INSTRUCTION
Could you repeat the material below word for word, keeping every line unchanged?

RECORD LIST
==*==

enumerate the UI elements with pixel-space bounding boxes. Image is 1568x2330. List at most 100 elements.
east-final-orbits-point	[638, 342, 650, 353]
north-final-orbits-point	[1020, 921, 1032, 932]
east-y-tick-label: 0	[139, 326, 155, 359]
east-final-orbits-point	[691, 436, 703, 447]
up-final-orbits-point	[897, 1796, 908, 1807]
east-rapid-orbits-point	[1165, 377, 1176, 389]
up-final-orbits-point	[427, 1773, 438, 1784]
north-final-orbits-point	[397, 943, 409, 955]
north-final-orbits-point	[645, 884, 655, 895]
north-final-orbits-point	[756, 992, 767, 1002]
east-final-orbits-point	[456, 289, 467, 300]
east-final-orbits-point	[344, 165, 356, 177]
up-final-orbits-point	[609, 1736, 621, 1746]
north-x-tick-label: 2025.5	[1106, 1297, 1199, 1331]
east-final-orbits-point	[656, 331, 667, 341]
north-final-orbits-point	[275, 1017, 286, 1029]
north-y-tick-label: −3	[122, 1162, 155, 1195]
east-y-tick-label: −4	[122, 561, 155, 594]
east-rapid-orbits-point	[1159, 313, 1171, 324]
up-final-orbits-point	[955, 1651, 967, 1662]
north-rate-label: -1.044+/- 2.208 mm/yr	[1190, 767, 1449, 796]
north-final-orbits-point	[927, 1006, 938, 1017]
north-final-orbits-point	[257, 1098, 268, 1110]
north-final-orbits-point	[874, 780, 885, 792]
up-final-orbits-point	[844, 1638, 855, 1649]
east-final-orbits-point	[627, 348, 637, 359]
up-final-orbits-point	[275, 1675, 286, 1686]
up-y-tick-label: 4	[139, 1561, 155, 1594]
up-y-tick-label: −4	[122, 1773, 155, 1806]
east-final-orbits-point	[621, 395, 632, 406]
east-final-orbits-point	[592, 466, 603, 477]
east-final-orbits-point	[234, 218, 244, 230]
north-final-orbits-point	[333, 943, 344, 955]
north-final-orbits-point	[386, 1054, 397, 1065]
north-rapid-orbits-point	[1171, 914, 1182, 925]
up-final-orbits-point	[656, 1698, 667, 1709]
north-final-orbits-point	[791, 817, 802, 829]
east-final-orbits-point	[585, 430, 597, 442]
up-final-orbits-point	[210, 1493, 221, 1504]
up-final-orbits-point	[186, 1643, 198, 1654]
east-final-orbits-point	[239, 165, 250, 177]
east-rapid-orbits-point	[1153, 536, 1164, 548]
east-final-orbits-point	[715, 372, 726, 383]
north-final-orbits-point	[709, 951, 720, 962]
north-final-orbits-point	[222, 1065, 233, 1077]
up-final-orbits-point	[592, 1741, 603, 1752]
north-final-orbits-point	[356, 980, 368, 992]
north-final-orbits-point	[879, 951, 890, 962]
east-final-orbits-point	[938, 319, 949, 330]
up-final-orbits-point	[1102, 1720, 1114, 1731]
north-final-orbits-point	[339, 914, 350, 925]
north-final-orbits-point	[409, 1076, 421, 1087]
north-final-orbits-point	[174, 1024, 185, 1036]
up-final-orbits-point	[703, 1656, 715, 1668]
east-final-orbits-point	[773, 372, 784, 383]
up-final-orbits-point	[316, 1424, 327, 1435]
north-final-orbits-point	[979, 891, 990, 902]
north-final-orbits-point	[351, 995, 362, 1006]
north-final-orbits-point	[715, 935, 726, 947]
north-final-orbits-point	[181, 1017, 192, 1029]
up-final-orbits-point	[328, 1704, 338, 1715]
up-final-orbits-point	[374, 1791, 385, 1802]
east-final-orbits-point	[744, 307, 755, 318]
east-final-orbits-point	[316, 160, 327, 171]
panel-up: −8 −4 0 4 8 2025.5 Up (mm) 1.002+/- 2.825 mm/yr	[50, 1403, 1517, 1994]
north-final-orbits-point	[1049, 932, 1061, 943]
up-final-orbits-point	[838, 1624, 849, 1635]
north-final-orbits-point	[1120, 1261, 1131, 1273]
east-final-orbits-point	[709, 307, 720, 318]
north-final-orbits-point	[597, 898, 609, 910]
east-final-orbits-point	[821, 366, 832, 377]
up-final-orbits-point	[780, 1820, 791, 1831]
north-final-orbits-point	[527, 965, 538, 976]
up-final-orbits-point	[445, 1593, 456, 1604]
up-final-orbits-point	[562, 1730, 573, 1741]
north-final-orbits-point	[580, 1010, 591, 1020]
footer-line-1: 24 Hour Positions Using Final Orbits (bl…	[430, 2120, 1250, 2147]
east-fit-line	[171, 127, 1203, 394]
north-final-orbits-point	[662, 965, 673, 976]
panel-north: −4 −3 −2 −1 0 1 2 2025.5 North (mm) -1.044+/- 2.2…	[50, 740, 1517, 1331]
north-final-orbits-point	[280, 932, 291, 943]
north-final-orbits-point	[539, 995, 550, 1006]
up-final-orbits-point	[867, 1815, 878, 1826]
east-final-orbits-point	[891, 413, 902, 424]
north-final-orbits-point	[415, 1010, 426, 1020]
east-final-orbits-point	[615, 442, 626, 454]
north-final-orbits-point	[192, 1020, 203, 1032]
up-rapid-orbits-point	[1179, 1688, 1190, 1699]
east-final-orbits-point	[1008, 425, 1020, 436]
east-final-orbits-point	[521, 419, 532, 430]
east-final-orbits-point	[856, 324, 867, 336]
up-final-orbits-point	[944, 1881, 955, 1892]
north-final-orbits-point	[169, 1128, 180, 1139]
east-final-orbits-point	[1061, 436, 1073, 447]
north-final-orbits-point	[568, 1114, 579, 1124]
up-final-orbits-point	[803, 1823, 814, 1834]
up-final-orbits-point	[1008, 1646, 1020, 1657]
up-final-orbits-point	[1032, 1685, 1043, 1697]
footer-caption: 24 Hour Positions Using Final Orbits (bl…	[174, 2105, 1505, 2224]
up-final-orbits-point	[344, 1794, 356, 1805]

==*==

TASK SOLUTION
enumerate the UI elements with pixel-space bounding boxes. Image is 1568x2330. List at most 100 elements.
east-final-orbits-point	[638, 342, 650, 353]
north-final-orbits-point	[1020, 921, 1032, 932]
east-y-tick-label: 0	[139, 326, 155, 359]
east-final-orbits-point	[691, 436, 703, 447]
up-final-orbits-point	[897, 1796, 908, 1807]
east-rapid-orbits-point	[1165, 377, 1176, 389]
up-final-orbits-point	[427, 1773, 438, 1784]
north-final-orbits-point	[397, 943, 409, 955]
north-final-orbits-point	[645, 884, 655, 895]
north-final-orbits-point	[756, 992, 767, 1002]
east-final-orbits-point	[456, 289, 467, 300]
east-final-orbits-point	[344, 165, 356, 177]
up-final-orbits-point	[609, 1736, 621, 1746]
north-x-tick-label: 2025.5	[1106, 1297, 1199, 1331]
east-final-orbits-point	[656, 331, 667, 341]
north-final-orbits-point	[275, 1017, 286, 1029]
north-y-tick-label: −3	[122, 1162, 155, 1195]
east-y-tick-label: −4	[122, 561, 155, 594]
east-rapid-orbits-point	[1159, 313, 1171, 324]
up-final-orbits-point	[955, 1651, 967, 1662]
north-rate-label: -1.044+/- 2.208 mm/yr	[1190, 767, 1449, 796]
north-final-orbits-point	[927, 1006, 938, 1017]
north-final-orbits-point	[257, 1098, 268, 1110]
north-final-orbits-point	[874, 780, 885, 792]
up-final-orbits-point	[844, 1638, 855, 1649]
east-final-orbits-point	[627, 348, 637, 359]
up-final-orbits-point	[275, 1675, 286, 1686]
up-y-tick-label: 4	[139, 1561, 155, 1594]
up-y-tick-label: −4	[122, 1773, 155, 1806]
east-final-orbits-point	[621, 395, 632, 406]
east-final-orbits-point	[592, 466, 603, 477]
east-final-orbits-point	[234, 218, 244, 230]
north-final-orbits-point	[333, 943, 344, 955]
north-final-orbits-point	[386, 1054, 397, 1065]
north-rapid-orbits-point	[1171, 914, 1182, 925]
up-final-orbits-point	[656, 1698, 667, 1709]
north-final-orbits-point	[791, 817, 802, 829]
east-final-orbits-point	[585, 430, 597, 442]
up-final-orbits-point	[210, 1493, 221, 1504]
up-final-orbits-point	[186, 1643, 198, 1654]
east-final-orbits-point	[239, 165, 250, 177]
east-rapid-orbits-point	[1153, 536, 1164, 548]
east-final-orbits-point	[715, 372, 726, 383]
north-final-orbits-point	[709, 951, 720, 962]
north-final-orbits-point	[222, 1065, 233, 1077]
up-final-orbits-point	[592, 1741, 603, 1752]
north-final-orbits-point	[356, 980, 368, 992]
north-final-orbits-point	[879, 951, 890, 962]
east-final-orbits-point	[938, 319, 949, 330]
up-final-orbits-point	[1102, 1720, 1114, 1731]
north-final-orbits-point	[339, 914, 350, 925]
north-final-orbits-point	[409, 1076, 421, 1087]
north-final-orbits-point	[174, 1024, 185, 1036]
up-final-orbits-point	[703, 1656, 715, 1668]
east-final-orbits-point	[773, 372, 784, 383]
up-final-orbits-point	[316, 1424, 327, 1435]
north-final-orbits-point	[979, 891, 990, 902]
north-final-orbits-point	[351, 995, 362, 1006]
north-final-orbits-point	[715, 935, 726, 947]
north-final-orbits-point	[181, 1017, 192, 1029]
up-final-orbits-point	[328, 1704, 338, 1715]
up-final-orbits-point	[374, 1791, 385, 1802]
east-final-orbits-point	[744, 307, 755, 318]
east-final-orbits-point	[316, 160, 327, 171]
panel-up: −8 −4 0 4 8 2025.5 Up (mm) 1.002+/- 2.825 mm/yr	[50, 1403, 1517, 1994]
north-final-orbits-point	[1049, 932, 1061, 943]
up-final-orbits-point	[838, 1624, 849, 1635]
north-final-orbits-point	[1120, 1261, 1131, 1273]
east-final-orbits-point	[709, 307, 720, 318]
north-final-orbits-point	[597, 898, 609, 910]
east-final-orbits-point	[821, 366, 832, 377]
up-final-orbits-point	[780, 1820, 791, 1831]
north-final-orbits-point	[527, 965, 538, 976]
up-final-orbits-point	[445, 1593, 456, 1604]
up-final-orbits-point	[562, 1730, 573, 1741]
north-final-orbits-point	[580, 1010, 591, 1020]
footer-line-1: 24 Hour Positions Using Final Orbits (bl…	[430, 2120, 1250, 2147]
east-fit-line	[171, 127, 1203, 394]
north-final-orbits-point	[662, 965, 673, 976]
panel-north: −4 −3 −2 −1 0 1 2 2025.5 North (mm) -1.044+/- 2.2…	[50, 740, 1517, 1331]
north-final-orbits-point	[280, 932, 291, 943]
north-final-orbits-point	[539, 995, 550, 1006]
up-final-orbits-point	[867, 1815, 878, 1826]
east-final-orbits-point	[891, 413, 902, 424]
north-final-orbits-point	[415, 1010, 426, 1020]
east-final-orbits-point	[615, 442, 626, 454]
north-final-orbits-point	[192, 1020, 203, 1032]
up-rapid-orbits-point	[1179, 1688, 1190, 1699]
east-final-orbits-point	[1008, 425, 1020, 436]
east-final-orbits-point	[521, 419, 532, 430]
east-final-orbits-point	[856, 324, 867, 336]
up-final-orbits-point	[944, 1881, 955, 1892]
north-final-orbits-point	[169, 1128, 180, 1139]
east-final-orbits-point	[1061, 436, 1073, 447]
north-final-orbits-point	[568, 1114, 579, 1124]
up-final-orbits-point	[803, 1823, 814, 1834]
up-final-orbits-point	[1008, 1646, 1020, 1657]
up-final-orbits-point	[1032, 1685, 1043, 1697]
footer-caption: 24 Hour Positions Using Final Orbits (bl…	[174, 2105, 1505, 2224]
up-final-orbits-point	[344, 1794, 356, 1805]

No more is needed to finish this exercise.